Begin

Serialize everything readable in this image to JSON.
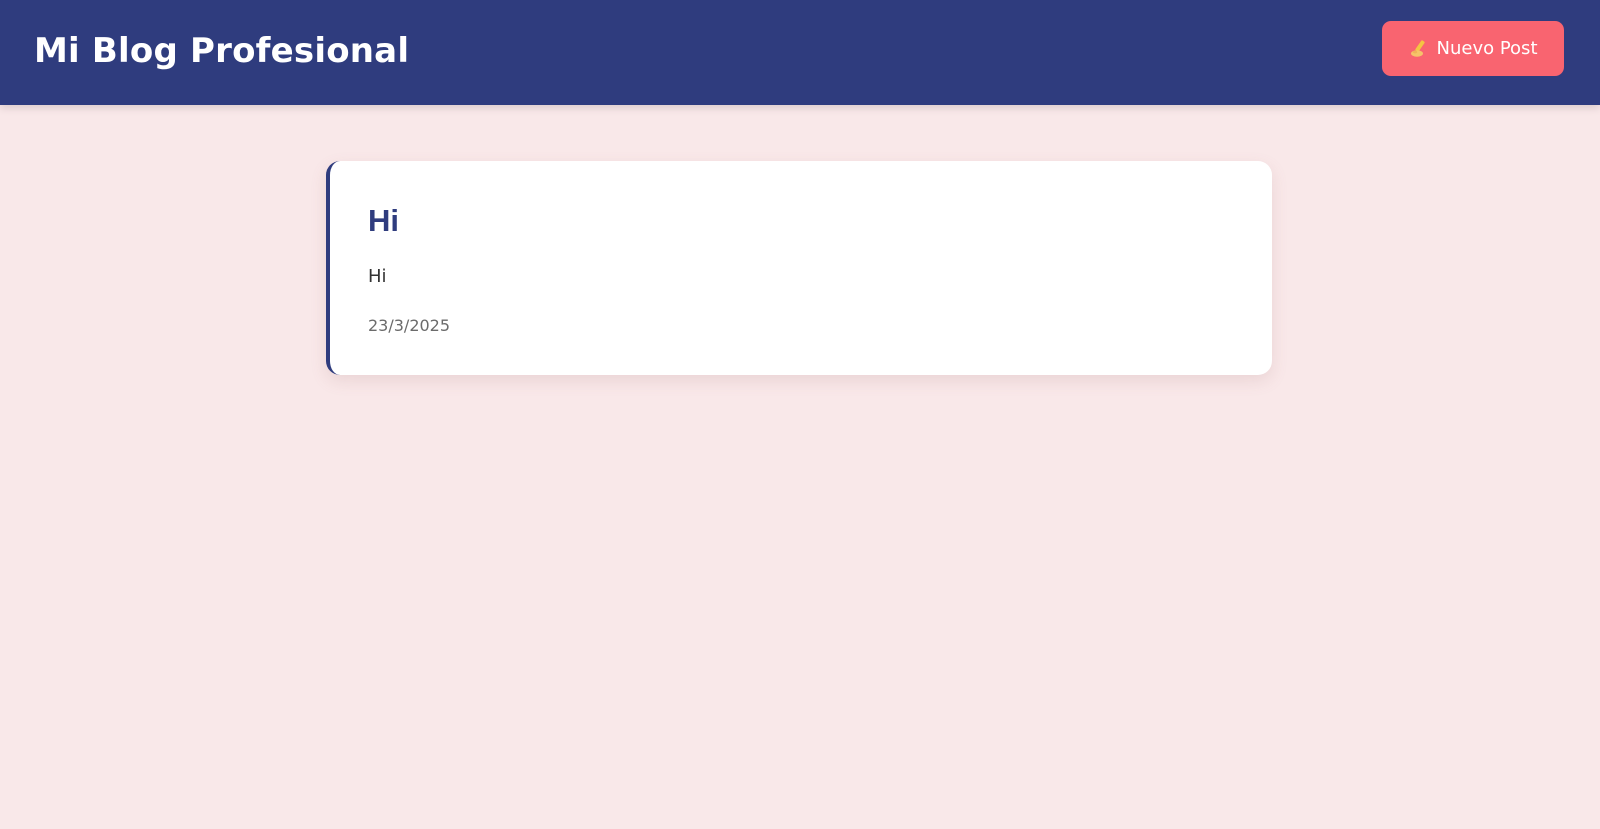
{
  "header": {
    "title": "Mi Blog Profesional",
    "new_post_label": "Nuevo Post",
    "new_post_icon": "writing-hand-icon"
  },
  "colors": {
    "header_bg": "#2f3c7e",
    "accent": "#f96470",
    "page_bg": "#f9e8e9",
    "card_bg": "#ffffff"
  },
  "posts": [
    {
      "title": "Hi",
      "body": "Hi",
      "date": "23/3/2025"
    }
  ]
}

End

Write the lines above out again exactly, without any of their pictures.

§ Problem solution:
Serialize everything readable in this image to JSON.
{
  "header": {
    "title": "Mi Blog Profesional",
    "new_post_label": "Nuevo Post",
    "new_post_icon": "writing-hand-icon"
  },
  "colors": {
    "header_bg": "#2f3c7e",
    "accent": "#f96470",
    "page_bg": "#f9e8e9",
    "card_bg": "#ffffff"
  },
  "posts": [
    {
      "title": "Hi",
      "body": "Hi",
      "date": "23/3/2025"
    }
  ]
}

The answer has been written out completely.